> [Records supplied]

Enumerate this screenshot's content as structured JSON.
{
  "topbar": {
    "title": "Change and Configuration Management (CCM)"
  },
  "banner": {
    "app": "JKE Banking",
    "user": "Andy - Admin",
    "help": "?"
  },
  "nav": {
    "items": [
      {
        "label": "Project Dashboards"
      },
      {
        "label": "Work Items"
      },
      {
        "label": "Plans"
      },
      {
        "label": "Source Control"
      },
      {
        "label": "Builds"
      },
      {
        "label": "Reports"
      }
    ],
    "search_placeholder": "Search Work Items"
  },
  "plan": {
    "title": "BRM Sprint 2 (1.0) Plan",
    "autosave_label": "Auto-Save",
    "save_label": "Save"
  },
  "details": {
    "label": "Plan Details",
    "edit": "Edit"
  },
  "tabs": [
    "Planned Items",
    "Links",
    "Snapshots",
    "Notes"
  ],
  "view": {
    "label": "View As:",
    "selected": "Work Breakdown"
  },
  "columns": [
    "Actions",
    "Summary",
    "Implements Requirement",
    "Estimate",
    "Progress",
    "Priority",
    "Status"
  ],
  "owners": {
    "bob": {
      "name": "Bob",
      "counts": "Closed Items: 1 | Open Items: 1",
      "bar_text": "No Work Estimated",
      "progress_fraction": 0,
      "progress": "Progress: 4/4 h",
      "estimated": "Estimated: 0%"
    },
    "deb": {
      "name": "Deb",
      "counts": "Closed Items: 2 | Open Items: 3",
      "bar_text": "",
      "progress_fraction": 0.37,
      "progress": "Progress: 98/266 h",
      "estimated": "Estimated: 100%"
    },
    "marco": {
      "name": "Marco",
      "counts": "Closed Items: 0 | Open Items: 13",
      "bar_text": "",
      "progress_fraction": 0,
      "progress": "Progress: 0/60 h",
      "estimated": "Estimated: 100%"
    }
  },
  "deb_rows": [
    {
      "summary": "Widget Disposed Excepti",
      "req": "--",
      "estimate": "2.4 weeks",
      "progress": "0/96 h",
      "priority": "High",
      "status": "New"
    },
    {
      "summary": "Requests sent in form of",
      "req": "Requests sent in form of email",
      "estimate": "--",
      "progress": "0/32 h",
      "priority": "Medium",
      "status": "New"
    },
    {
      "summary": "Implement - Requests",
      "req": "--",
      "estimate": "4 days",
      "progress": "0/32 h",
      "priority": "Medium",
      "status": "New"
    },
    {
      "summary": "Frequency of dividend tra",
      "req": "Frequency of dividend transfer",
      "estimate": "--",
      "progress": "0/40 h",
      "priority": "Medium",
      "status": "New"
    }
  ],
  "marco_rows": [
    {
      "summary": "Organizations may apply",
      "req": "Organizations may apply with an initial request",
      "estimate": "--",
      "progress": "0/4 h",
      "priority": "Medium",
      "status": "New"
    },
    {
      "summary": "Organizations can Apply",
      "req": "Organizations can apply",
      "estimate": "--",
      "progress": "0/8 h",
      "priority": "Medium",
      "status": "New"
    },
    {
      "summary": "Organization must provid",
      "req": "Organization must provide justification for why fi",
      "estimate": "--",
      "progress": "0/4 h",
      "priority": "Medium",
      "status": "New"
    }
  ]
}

> [Given exercise] Transcribe the records above exactly as they appear.

> [Solution to this problem]
Enumerate this screenshot's content as structured JSON.
{
  "topbar": {
    "title": "Change and Configuration Management (CCM)"
  },
  "banner": {
    "app": "JKE Banking",
    "user": "Andy - Admin",
    "help": "?"
  },
  "nav": {
    "items": [
      {
        "label": "Project Dashboards"
      },
      {
        "label": "Work Items"
      },
      {
        "label": "Plans"
      },
      {
        "label": "Source Control"
      },
      {
        "label": "Builds"
      },
      {
        "label": "Reports"
      }
    ],
    "search_placeholder": "Search Work Items"
  },
  "plan": {
    "title": "BRM Sprint 2 (1.0) Plan",
    "autosave_label": "Auto-Save",
    "save_label": "Save"
  },
  "details": {
    "label": "Plan Details",
    "edit": "Edit"
  },
  "tabs": [
    "Planned Items",
    "Links",
    "Snapshots",
    "Notes"
  ],
  "view": {
    "label": "View As:",
    "selected": "Work Breakdown"
  },
  "columns": [
    "Actions",
    "Summary",
    "Implements Requirement",
    "Estimate",
    "Progress",
    "Priority",
    "Status"
  ],
  "owners": {
    "bob": {
      "name": "Bob",
      "counts": "Closed Items: 1 | Open Items: 1",
      "bar_text": "No Work Estimated",
      "progress_fraction": 0,
      "progress": "Progress: 4/4 h",
      "estimated": "Estimated: 0%"
    },
    "deb": {
      "name": "Deb",
      "counts": "Closed Items: 2 | Open Items: 3",
      "bar_text": "",
      "progress_fraction": 0.37,
      "progress": "Progress: 98/266 h",
      "estimated": "Estimated: 100%"
    },
    "marco": {
      "name": "Marco",
      "counts": "Closed Items: 0 | Open Items: 13",
      "bar_text": "",
      "progress_fraction": 0,
      "progress": "Progress: 0/60 h",
      "estimated": "Estimated: 100%"
    }
  },
  "deb_rows": [
    {
      "summary": "Widget Disposed Excepti",
      "req": "--",
      "estimate": "2.4 weeks",
      "progress": "0/96 h",
      "priority": "High",
      "status": "New"
    },
    {
      "summary": "Requests sent in form of",
      "req": "Requests sent in form of email",
      "estimate": "--",
      "progress": "0/32 h",
      "priority": "Medium",
      "status": "New"
    },
    {
      "summary": "Implement - Requests",
      "req": "--",
      "estimate": "4 days",
      "progress": "0/32 h",
      "priority": "Medium",
      "status": "New"
    },
    {
      "summary": "Frequency of dividend tra",
      "req": "Frequency of dividend transfer",
      "estimate": "--",
      "progress": "0/40 h",
      "priority": "Medium",
      "status": "New"
    }
  ],
  "marco_rows": [
    {
      "summary": "Organizations may apply",
      "req": "Organizations may apply with an initial request",
      "estimate": "--",
      "progress": "0/4 h",
      "priority": "Medium",
      "status": "New"
    },
    {
      "summary": "Organizations can Apply",
      "req": "Organizations can apply",
      "estimate": "--",
      "progress": "0/8 h",
      "priority": "Medium",
      "status": "New"
    },
    {
      "summary": "Organization must provid",
      "req": "Organization must provide justification for why fi",
      "estimate": "--",
      "progress": "0/4 h",
      "priority": "Medium",
      "status": "New"
    }
  ]
}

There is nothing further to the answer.